:: Problem details ::
Starting with the line that contains "What text is on this page?", reproduce each line through the end of the entries exactly as written.
— BEGIN —
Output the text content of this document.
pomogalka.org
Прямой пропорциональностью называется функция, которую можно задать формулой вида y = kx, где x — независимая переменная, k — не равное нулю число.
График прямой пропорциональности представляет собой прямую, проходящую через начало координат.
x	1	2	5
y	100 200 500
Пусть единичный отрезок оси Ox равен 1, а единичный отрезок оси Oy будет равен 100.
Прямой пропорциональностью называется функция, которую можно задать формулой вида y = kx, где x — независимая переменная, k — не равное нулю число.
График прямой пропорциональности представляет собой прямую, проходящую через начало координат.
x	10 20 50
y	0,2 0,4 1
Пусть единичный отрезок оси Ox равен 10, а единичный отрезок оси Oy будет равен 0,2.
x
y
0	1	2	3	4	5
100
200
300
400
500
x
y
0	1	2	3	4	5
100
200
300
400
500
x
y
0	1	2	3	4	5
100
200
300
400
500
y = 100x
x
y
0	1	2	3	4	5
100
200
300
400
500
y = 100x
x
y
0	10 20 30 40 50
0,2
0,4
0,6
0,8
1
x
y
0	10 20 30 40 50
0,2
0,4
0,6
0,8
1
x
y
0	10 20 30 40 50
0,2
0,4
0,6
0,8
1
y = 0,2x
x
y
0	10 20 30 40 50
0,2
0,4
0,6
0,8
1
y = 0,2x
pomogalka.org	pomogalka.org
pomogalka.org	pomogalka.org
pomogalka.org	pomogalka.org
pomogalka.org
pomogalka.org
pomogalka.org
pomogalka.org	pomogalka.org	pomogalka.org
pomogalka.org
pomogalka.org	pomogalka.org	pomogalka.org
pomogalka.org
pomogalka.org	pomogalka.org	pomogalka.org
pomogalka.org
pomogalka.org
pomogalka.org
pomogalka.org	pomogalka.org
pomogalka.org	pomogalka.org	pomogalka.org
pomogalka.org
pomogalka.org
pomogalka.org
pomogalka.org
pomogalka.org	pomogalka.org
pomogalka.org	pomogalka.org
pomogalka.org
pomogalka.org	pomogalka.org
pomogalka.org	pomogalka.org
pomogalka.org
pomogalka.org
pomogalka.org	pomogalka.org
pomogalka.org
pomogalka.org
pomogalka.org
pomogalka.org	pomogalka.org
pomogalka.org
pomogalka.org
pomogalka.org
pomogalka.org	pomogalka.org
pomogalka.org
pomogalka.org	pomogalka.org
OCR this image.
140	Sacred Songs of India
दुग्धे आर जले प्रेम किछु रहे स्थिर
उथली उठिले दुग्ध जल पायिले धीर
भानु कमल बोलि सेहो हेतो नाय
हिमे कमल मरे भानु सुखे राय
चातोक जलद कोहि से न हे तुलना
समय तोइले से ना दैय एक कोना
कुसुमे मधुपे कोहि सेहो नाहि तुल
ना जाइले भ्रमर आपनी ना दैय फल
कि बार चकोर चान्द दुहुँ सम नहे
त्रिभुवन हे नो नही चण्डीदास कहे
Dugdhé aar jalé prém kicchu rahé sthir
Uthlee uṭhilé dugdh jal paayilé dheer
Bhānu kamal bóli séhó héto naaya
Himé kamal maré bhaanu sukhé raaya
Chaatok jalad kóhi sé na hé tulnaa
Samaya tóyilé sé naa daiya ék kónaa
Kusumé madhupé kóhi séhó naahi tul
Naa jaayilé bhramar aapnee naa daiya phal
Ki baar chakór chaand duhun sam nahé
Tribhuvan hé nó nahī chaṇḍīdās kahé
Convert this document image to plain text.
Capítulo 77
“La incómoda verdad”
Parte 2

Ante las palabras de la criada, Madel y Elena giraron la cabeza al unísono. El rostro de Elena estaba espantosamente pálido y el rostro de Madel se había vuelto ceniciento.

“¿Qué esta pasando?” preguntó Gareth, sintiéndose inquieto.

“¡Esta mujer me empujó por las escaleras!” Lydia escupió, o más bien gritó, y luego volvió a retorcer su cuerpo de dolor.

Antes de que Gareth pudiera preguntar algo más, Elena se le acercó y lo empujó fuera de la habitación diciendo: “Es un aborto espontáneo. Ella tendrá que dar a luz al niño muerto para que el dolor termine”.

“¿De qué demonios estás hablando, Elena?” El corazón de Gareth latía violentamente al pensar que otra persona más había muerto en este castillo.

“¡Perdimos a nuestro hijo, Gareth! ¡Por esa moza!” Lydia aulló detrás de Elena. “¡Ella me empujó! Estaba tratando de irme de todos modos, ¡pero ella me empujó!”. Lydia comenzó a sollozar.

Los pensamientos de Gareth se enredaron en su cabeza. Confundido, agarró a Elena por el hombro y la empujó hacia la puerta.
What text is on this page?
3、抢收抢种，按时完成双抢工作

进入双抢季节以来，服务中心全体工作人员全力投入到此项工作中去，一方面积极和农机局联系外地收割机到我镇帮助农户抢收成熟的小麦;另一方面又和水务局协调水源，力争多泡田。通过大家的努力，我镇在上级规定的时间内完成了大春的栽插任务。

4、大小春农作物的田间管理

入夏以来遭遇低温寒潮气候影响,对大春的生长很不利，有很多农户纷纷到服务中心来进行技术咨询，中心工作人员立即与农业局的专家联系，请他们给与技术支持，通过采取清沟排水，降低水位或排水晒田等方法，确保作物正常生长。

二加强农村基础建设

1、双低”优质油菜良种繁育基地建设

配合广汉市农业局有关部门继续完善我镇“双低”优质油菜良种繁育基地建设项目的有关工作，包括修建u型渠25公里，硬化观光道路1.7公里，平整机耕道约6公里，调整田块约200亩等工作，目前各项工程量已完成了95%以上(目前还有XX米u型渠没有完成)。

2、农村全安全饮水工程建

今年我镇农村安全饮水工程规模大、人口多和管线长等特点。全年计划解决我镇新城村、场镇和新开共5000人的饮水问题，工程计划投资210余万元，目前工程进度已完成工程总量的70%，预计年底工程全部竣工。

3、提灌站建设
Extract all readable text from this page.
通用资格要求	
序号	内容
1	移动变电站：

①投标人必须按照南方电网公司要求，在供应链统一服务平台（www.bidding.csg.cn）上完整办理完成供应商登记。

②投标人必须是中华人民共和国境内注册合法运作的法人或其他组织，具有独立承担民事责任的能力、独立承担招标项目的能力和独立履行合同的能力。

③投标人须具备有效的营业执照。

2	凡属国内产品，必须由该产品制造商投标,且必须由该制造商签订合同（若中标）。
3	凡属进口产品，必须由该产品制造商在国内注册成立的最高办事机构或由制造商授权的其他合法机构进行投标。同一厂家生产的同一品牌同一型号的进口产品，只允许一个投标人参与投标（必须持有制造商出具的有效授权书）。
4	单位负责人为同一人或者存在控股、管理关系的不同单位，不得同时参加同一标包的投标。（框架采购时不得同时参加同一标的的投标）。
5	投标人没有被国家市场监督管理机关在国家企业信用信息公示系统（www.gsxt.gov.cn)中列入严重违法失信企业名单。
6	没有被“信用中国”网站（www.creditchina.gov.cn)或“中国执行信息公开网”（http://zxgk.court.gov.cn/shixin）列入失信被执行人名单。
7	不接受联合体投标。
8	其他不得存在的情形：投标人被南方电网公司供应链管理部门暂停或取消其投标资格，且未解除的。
— END —
:: Response to this task ::
What text is on this page?
3、抢收抢种，按时完成双抢工作

进入双抢季节以来，服务中心全体工作人员全力投入到此项工作中去，一方面积极和农机局联系外地收割机到我镇帮助农户抢收成熟的小麦;另一方面又和水务局协调水源，力争多泡田。通过大家的努力，我镇在上级规定的时间内完成了大春的栽插任务。

4、大小春农作物的田间管理

入夏以来遭遇低温寒潮气候影响,对大春的生长很不利，有很多农户纷纷到服务中心来进行技术咨询，中心工作人员立即与农业局的专家联系，请他们给与技术支持，通过采取清沟排水，降低水位或排水晒田等方法，确保作物正常生长。

二加强农村基础建设

1、双低”优质油菜良种繁育基地建设

配合广汉市农业局有关部门继续完善我镇“双低”优质油菜良种繁育基地建设项目的有关工作，包括修建u型渠25公里，硬化观光道路1.7公里，平整机耕道约6公里，调整田块约200亩等工作，目前各项工程量已完成了95%以上(目前还有XX米u型渠没有完成)。

2、农村全安全饮水工程建

今年我镇农村安全饮水工程规模大、人口多和管线长等特点。全年计划解决我镇新城村、场镇和新开共5000人的饮水问题，工程计划投资210余万元，目前工程进度已完成工程总量的70%，预计年底工程全部竣工。

3、提灌站建设
Extract all readable text from this page.
通用资格要求	
序号	内容
1	移动变电站：

①投标人必须按照南方电网公司要求，在供应链统一服务平台（www.bidding.csg.cn）上完整办理完成供应商登记。

②投标人必须是中华人民共和国境内注册合法运作的法人或其他组织，具有独立承担民事责任的能力、独立承担招标项目的能力和独立履行合同的能力。

③投标人须具备有效的营业执照。

2	凡属国内产品，必须由该产品制造商投标,且必须由该制造商签订合同（若中标）。
3	凡属进口产品，必须由该产品制造商在国内注册成立的最高办事机构或由制造商授权的其他合法机构进行投标。同一厂家生产的同一品牌同一型号的进口产品，只允许一个投标人参与投标（必须持有制造商出具的有效授权书）。
4	单位负责人为同一人或者存在控股、管理关系的不同单位，不得同时参加同一标包的投标。（框架采购时不得同时参加同一标的的投标）。
5	投标人没有被国家市场监督管理机关在国家企业信用信息公示系统（www.gsxt.gov.cn)中列入严重违法失信企业名单。
6	没有被“信用中国”网站（www.creditchina.gov.cn)或“中国执行信息公开网”（http://zxgk.court.gov.cn/shixin）列入失信被执行人名单。
7	不接受联合体投标。
8	其他不得存在的情形：投标人被南方电网公司供应链管理部门暂停或取消其投标资格，且未解除的。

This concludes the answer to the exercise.